Data in this exercise:
________________________________________
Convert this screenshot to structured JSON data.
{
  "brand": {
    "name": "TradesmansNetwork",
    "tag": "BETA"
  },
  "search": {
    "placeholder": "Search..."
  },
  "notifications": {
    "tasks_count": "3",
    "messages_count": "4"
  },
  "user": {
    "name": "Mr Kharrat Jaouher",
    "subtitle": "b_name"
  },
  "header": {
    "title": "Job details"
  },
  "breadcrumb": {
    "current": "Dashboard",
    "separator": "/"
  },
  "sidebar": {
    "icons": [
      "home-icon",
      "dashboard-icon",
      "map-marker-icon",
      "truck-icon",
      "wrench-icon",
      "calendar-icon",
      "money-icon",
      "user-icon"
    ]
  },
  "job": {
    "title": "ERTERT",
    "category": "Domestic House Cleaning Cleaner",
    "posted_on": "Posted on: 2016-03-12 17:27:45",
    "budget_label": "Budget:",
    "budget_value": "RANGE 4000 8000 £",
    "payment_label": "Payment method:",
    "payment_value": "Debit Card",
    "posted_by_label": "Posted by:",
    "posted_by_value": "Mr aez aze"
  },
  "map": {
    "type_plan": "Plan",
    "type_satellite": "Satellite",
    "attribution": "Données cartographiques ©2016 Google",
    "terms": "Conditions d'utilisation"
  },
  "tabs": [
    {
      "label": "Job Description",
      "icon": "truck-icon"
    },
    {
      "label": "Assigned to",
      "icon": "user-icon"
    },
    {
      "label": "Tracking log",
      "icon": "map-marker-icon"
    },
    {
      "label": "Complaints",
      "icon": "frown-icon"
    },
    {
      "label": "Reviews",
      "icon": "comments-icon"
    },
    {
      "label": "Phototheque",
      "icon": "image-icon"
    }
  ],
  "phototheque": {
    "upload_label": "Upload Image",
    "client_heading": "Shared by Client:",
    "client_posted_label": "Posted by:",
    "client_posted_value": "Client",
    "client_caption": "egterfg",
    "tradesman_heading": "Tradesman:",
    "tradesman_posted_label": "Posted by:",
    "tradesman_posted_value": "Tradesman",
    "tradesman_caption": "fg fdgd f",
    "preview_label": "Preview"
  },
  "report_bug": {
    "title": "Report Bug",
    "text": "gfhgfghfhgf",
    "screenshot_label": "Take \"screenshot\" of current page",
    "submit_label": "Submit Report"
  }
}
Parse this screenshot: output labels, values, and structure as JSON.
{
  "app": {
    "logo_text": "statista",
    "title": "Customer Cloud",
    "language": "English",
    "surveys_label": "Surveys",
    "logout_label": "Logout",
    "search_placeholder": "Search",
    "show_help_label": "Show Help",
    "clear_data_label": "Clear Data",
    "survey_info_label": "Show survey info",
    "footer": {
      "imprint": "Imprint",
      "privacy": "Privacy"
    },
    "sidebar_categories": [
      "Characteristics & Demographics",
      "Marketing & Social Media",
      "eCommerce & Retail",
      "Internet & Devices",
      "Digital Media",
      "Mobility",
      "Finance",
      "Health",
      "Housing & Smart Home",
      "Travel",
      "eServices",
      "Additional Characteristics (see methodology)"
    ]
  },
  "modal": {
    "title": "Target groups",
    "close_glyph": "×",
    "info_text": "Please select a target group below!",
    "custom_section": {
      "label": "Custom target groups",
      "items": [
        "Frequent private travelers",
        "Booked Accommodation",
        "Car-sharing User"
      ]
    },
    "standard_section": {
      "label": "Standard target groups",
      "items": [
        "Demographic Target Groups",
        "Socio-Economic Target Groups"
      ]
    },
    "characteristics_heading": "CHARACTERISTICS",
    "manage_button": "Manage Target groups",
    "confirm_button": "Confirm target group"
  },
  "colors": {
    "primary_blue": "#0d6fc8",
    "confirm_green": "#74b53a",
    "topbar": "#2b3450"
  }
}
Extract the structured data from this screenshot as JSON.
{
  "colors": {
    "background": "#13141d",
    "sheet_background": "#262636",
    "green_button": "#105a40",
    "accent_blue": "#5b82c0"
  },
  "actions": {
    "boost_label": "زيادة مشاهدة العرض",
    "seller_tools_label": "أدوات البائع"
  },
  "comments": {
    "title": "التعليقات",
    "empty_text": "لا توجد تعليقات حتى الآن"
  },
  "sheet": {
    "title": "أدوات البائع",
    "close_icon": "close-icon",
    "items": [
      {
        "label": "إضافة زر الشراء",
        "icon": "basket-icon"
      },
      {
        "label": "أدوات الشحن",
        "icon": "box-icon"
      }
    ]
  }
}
________________________________________
Task requirements: Every line above should be printed again exactly as it stands.

Result for this exercise:
Convert this screenshot to structured JSON data.
{
  "brand": {
    "name": "TradesmansNetwork",
    "tag": "BETA"
  },
  "search": {
    "placeholder": "Search..."
  },
  "notifications": {
    "tasks_count": "3",
    "messages_count": "4"
  },
  "user": {
    "name": "Mr Kharrat Jaouher",
    "subtitle": "b_name"
  },
  "header": {
    "title": "Job details"
  },
  "breadcrumb": {
    "current": "Dashboard",
    "separator": "/"
  },
  "sidebar": {
    "icons": [
      "home-icon",
      "dashboard-icon",
      "map-marker-icon",
      "truck-icon",
      "wrench-icon",
      "calendar-icon",
      "money-icon",
      "user-icon"
    ]
  },
  "job": {
    "title": "ERTERT",
    "category": "Domestic House Cleaning Cleaner",
    "posted_on": "Posted on: 2016-03-12 17:27:45",
    "budget_label": "Budget:",
    "budget_value": "RANGE 4000 8000 £",
    "payment_label": "Payment method:",
    "payment_value": "Debit Card",
    "posted_by_label": "Posted by:",
    "posted_by_value": "Mr aez aze"
  },
  "map": {
    "type_plan": "Plan",
    "type_satellite": "Satellite",
    "attribution": "Données cartographiques ©2016 Google",
    "terms": "Conditions d'utilisation"
  },
  "tabs": [
    {
      "label": "Job Description",
      "icon": "truck-icon"
    },
    {
      "label": "Assigned to",
      "icon": "user-icon"
    },
    {
      "label": "Tracking log",
      "icon": "map-marker-icon"
    },
    {
      "label": "Complaints",
      "icon": "frown-icon"
    },
    {
      "label": "Reviews",
      "icon": "comments-icon"
    },
    {
      "label": "Phototheque",
      "icon": "image-icon"
    }
  ],
  "phototheque": {
    "upload_label": "Upload Image",
    "client_heading": "Shared by Client:",
    "client_posted_label": "Posted by:",
    "client_posted_value": "Client",
    "client_caption": "egterfg",
    "tradesman_heading": "Tradesman:",
    "tradesman_posted_label": "Posted by:",
    "tradesman_posted_value": "Tradesman",
    "tradesman_caption": "fg fdgd f",
    "preview_label": "Preview"
  },
  "report_bug": {
    "title": "Report Bug",
    "text": "gfhgfghfhgf",
    "screenshot_label": "Take \"screenshot\" of current page",
    "submit_label": "Submit Report"
  }
}
Parse this screenshot: output labels, values, and structure as JSON.
{
  "app": {
    "logo_text": "statista",
    "title": "Customer Cloud",
    "language": "English",
    "surveys_label": "Surveys",
    "logout_label": "Logout",
    "search_placeholder": "Search",
    "show_help_label": "Show Help",
    "clear_data_label": "Clear Data",
    "survey_info_label": "Show survey info",
    "footer": {
      "imprint": "Imprint",
      "privacy": "Privacy"
    },
    "sidebar_categories": [
      "Characteristics & Demographics",
      "Marketing & Social Media",
      "eCommerce & Retail",
      "Internet & Devices",
      "Digital Media",
      "Mobility",
      "Finance",
      "Health",
      "Housing & Smart Home",
      "Travel",
      "eServices",
      "Additional Characteristics (see methodology)"
    ]
  },
  "modal": {
    "title": "Target groups",
    "close_glyph": "×",
    "info_text": "Please select a target group below!",
    "custom_section": {
      "label": "Custom target groups",
      "items": [
        "Frequent private travelers",
        "Booked Accommodation",
        "Car-sharing User"
      ]
    },
    "standard_section": {
      "label": "Standard target groups",
      "items": [
        "Demographic Target Groups",
        "Socio-Economic Target Groups"
      ]
    },
    "characteristics_heading": "CHARACTERISTICS",
    "manage_button": "Manage Target groups",
    "confirm_button": "Confirm target group"
  },
  "colors": {
    "primary_blue": "#0d6fc8",
    "confirm_green": "#74b53a",
    "topbar": "#2b3450"
  }
}
Extract the structured data from this screenshot as JSON.
{
  "colors": {
    "background": "#13141d",
    "sheet_background": "#262636",
    "green_button": "#105a40",
    "accent_blue": "#5b82c0"
  },
  "actions": {
    "boost_label": "زيادة مشاهدة العرض",
    "seller_tools_label": "أدوات البائع"
  },
  "comments": {
    "title": "التعليقات",
    "empty_text": "لا توجد تعليقات حتى الآن"
  },
  "sheet": {
    "title": "أدوات البائع",
    "close_icon": "close-icon",
    "items": [
      {
        "label": "إضافة زر الشراء",
        "icon": "basket-icon"
      },
      {
        "label": "أدوات الشحن",
        "icon": "box-icon"
      }
    ]
  }
}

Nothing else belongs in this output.